WHAT THE TASK REQUIRES
Set out every line of the listing below as a numbered list, omitting blank lines. Leave the pictures out of your answer.

─── MATERIAL SUPPLIED ───

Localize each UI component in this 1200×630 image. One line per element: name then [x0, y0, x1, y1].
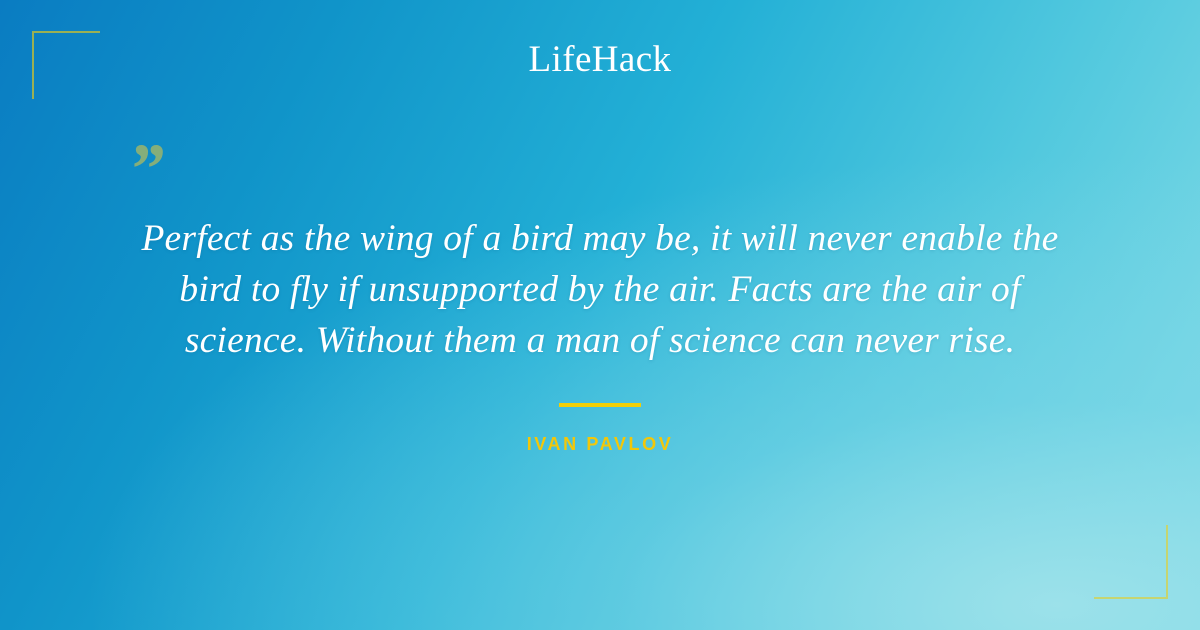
- attribution: IVAN PAVLOV: [0, 403, 1200, 455]
- quote-card: LifeHack ” Perfect as the wing of a bird…: [0, 0, 1200, 630]
- quote-line: Perfect as the wing of a bird may be, it…: [90, 213, 1110, 264]
- quote-line: science. Without them a man of science c…: [90, 315, 1110, 366]
- brand-logo: LifeHack: [0, 40, 1200, 81]
- attribution-divider: [559, 403, 641, 407]
- quote-line: bird to fly if unsupported by the air. F…: [90, 264, 1110, 315]
- quote-text: Perfect as the wing of a bird may be, it…: [90, 213, 1110, 366]
- attribution-author: IVAN PAVLOV: [0, 434, 1200, 455]
- quote-mark-icon: ”: [128, 133, 164, 205]
- corner-bracket-bottom-right-icon: [1094, 525, 1168, 599]
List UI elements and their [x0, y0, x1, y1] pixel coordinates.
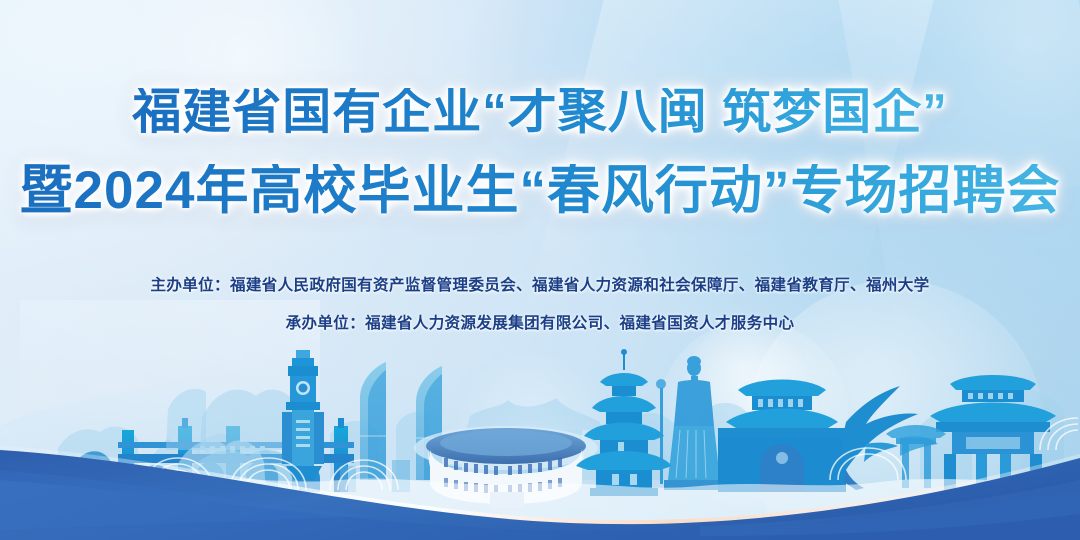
recruitment-banner: 福建省国有企业“才聚八闽 筑梦国企” 暨2024年高校毕业生“春风行动”专场招聘… — [0, 0, 1080, 540]
banner-title-line-2-text: 暨2024年高校毕业生“春风行动”专场招聘会 — [20, 164, 1061, 217]
banner-title-line-2: 暨2024年高校毕业生“春风行动”专场招聘会 — [0, 164, 1080, 217]
city-skyline-illustration — [0, 330, 1080, 540]
banner-title-line-1-text: 福建省国有企业“才聚八闽 筑梦国企” — [132, 88, 948, 137]
banner-title-line-1: 福建省国有企业“才聚八闽 筑梦国企” — [0, 88, 1080, 137]
co-organizer-line: 承办单位：福建省人力资源发展集团有限公司、福建省国资人才服务中心 — [0, 311, 1080, 333]
organizer-line: 主办单位：福建省人民政府国有资产监督管理委员会、福建省人力资源和社会保障厅、福建… — [0, 273, 1080, 295]
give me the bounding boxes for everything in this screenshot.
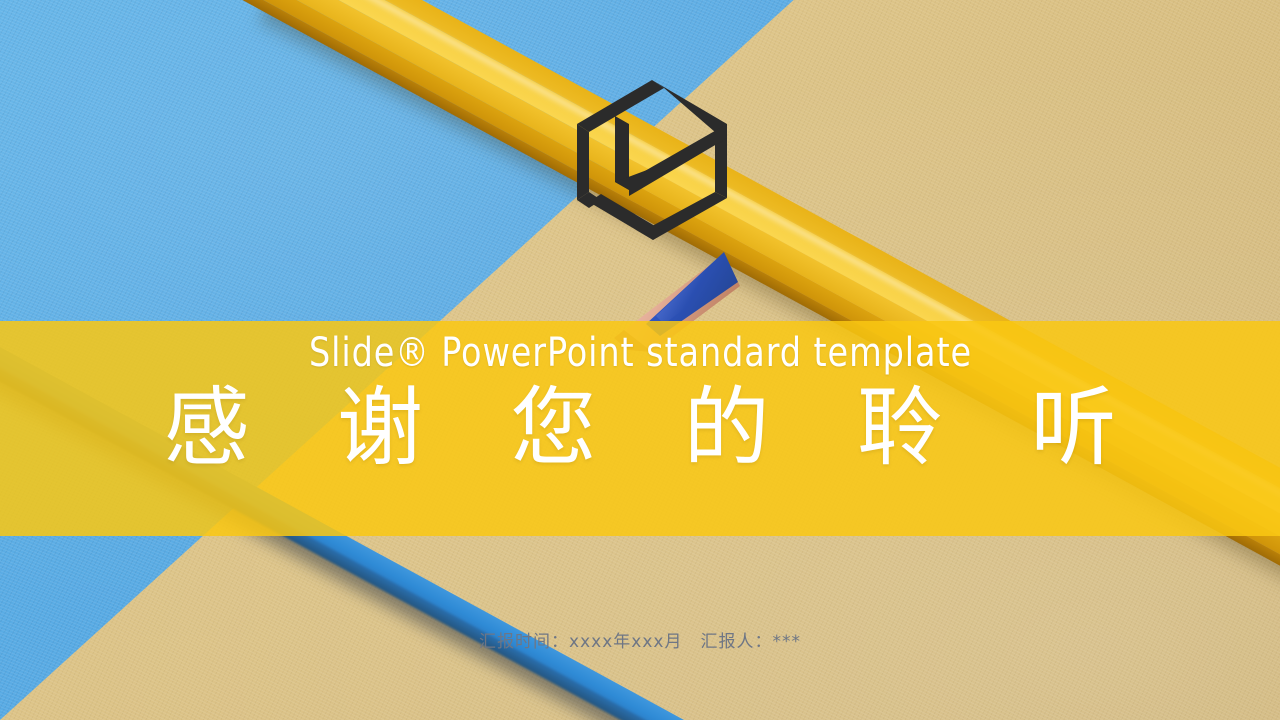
title-banner: Slide® PowerPoint standard template 感 谢 … — [0, 321, 1280, 536]
report-time-label: 汇报时间： — [479, 632, 569, 652]
hexagon-check-logo-icon — [575, 80, 730, 240]
slide-heading: 感 谢 您 的 聆 听 — [134, 383, 1147, 473]
reporter-value: *** — [772, 632, 801, 652]
slide-subtitle: Slide® PowerPoint standard template — [308, 333, 971, 373]
reporter-label: 汇报人： — [700, 632, 772, 652]
report-time-value: xxxx年xxx月 — [569, 632, 682, 652]
presentation-slide: Slide® PowerPoint standard template 感 谢 … — [0, 0, 1280, 720]
slide-footer: 汇报时间：xxxx年xxx月汇报人：*** — [0, 627, 1280, 652]
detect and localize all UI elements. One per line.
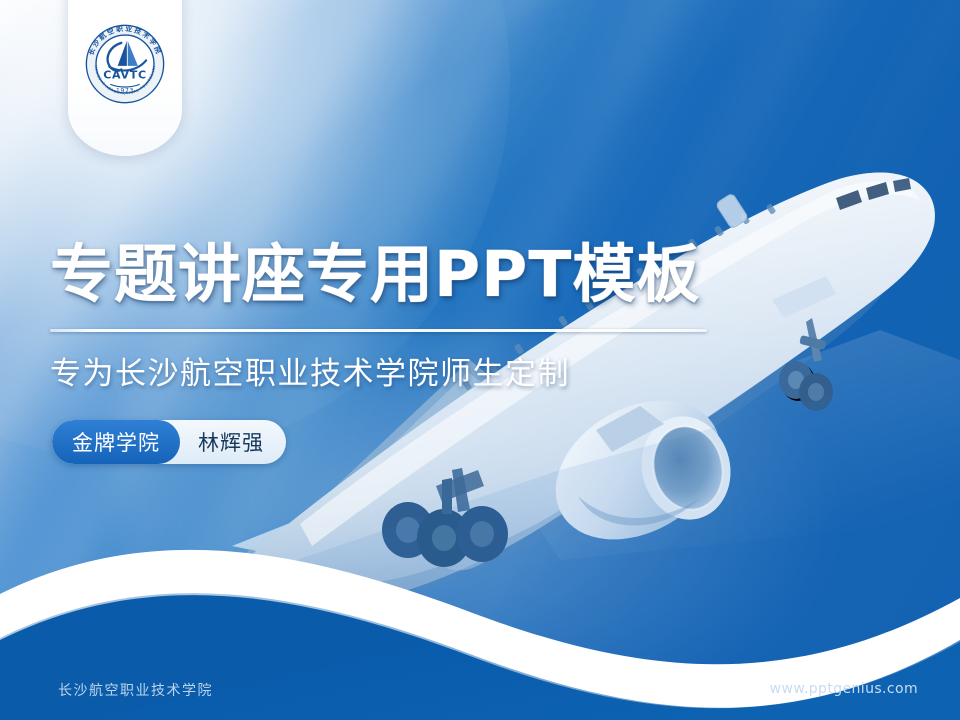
slide-title: 专题讲座专用PPT模板 — [50, 243, 700, 306]
cavtc-seal-icon: 长沙航空职业技术学院 CHANGSHA AERONAUTICAL POLYTEC… — [79, 18, 171, 110]
presenter-name: 林辉强 — [180, 420, 286, 464]
presentation-slide: 长沙航空职业技术学院 CHANGSHA AERONAUTICAL POLYTEC… — [0, 0, 960, 720]
footer-institution: 长沙航空职业技术学院 — [58, 680, 213, 700]
logo-year: 1973 — [116, 88, 134, 95]
university-logo-panel: 长沙航空职业技术学院 CHANGSHA AERONAUTICAL POLYTEC… — [68, 0, 182, 156]
title-divider — [50, 329, 707, 332]
footer-website[interactable]: www.pptgenius.com — [770, 681, 918, 697]
university-logo: 长沙航空职业技术学院 CHANGSHA AERONAUTICAL POLYTEC… — [79, 18, 171, 110]
presenter-badge[interactable]: 金牌学院 林辉强 — [52, 420, 286, 464]
logo-acronym: CAVTC — [103, 69, 147, 82]
badge-label: 金牌学院 — [52, 420, 180, 464]
slide-subtitle: 专为长沙航空职业技术学院师生定制 — [50, 348, 570, 393]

───

EXPECTED ANSWER
1. Localize each UI component in this 1200×630 image. One line per element: name then [x0, y0, x1, y1].
2. - attribution: IVAN PAVLOV: [0, 403, 1200, 455]
3. - quote-card: LifeHack ” Perfect as the wing of a bird…: [0, 0, 1200, 630]
4. - quote-line: Perfect as the wing of a bird may be, it…: [90, 213, 1110, 264]
5. - quote-line: science. Without them a man of science c…: [90, 315, 1110, 366]
6. - brand-logo: LifeHack: [0, 40, 1200, 81]
7. - attribution-divider: [559, 403, 641, 407]
8. - quote-line: bird to fly if unsupported by the air. F…: [90, 264, 1110, 315]
9. - quote-text: Perfect as the wing of a bird may be, it…: [90, 213, 1110, 366]
10. - attribution-author: IVAN PAVLOV: [0, 434, 1200, 455]
11. - quote-mark-icon: ”: [128, 133, 164, 205]
12. - corner-bracket-bottom-right-icon: [1094, 525, 1168, 599]
13. List UI elements and their [x0, y0, x1, y1] pixel coordinates.
14. recruitment-banner: 福建省国有企业“才聚八闽 筑梦国企” 暨2024年高校毕业生“春风行动”专场招聘… — [0, 0, 1080, 540]
15. banner-title-line-2-text: 暨2024年高校毕业生“春风行动”专场招聘会 — [20, 164, 1061, 217]
16. banner-title-line-2: 暨2024年高校毕业生“春风行动”专场招聘会 — [0, 164, 1080, 217]
17. city-skyline-illustration — [0, 330, 1080, 540]
18. banner-title-line-1-text: 福建省国有企业“才聚八闽 筑梦国企” — [132, 88, 948, 137]
19. banner-title-line-1: 福建省国有企业“才聚八闽 筑梦国企” — [0, 88, 1080, 137]
20. co-organizer-line: 承办单位：福建省人力资源发展集团有限公司、福建省国资人才服务中心 — [0, 311, 1080, 333]
21. organizer-line: 主办单位：福建省人民政府国有资产监督管理委员会、福建省人力资源和社会保障厅、福建… — [0, 273, 1080, 295]
22. give me the bounding boxes for everything in this screenshot.
23. title-banner: Slide® PowerPoint standard template 感 谢 … — [0, 321, 1280, 536]
24. report-time-label: 汇报时间： — [479, 632, 569, 652]
25. hexagon-check-logo-icon — [575, 80, 730, 240]
26. slide-heading: 感 谢 您 的 聆 听 — [134, 383, 1147, 473]
27. reporter-value: *** — [772, 632, 801, 652]
28. slide-subtitle: Slide® PowerPoint standard template — [308, 333, 971, 373]
29. reporter-label: 汇报人： — [700, 632, 772, 652]
30. report-time-value: xxxx年xxx月 — [569, 632, 682, 652]
31. presentation-slide: Slide® PowerPoint standard template 感 谢 … — [0, 0, 1280, 720]
32. slide-footer: 汇报时间：xxxx年xxx月汇报人：*** — [0, 627, 1280, 652]
33. detect and localize all UI elements. One per line.
34. slide-title: 专题讲座专用PPT模板 — [50, 243, 700, 306]
35. cavtc-seal-icon: 长沙航空职业技术学院 CHANGSHA AERONAUTICAL POLYTEC… — [79, 18, 171, 110]
36. presenter-name: 林辉强 — [180, 420, 286, 464]
37. presentation-slide: 长沙航空职业技术学院 CHANGSHA AERONAUTICAL POLYTEC… — [0, 0, 960, 720]
38. footer-institution: 长沙航空职业技术学院 — [58, 680, 213, 700]
39. logo-year: 1973 — [116, 88, 134, 95]
40. university-logo-panel: 长沙航空职业技术学院 CHANGSHA AERONAUTICAL POLYTEC… — [68, 0, 182, 156]
41. title-divider — [50, 329, 707, 332]
42. footer-website[interactable]: www.pptgenius.com — [770, 681, 918, 697]
43. university-logo: 长沙航空职业技术学院 CHANGSHA AERONAUTICAL POLYTEC… — [79, 18, 171, 110]
44. presenter-badge[interactable]: 金牌学院 林辉强 — [52, 420, 286, 464]
45. logo-acronym: CAVTC — [103, 69, 147, 82]
46. badge-label: 金牌学院 — [52, 420, 180, 464]
47. slide-subtitle: 专为长沙航空职业技术学院师生定制 — [50, 348, 570, 393]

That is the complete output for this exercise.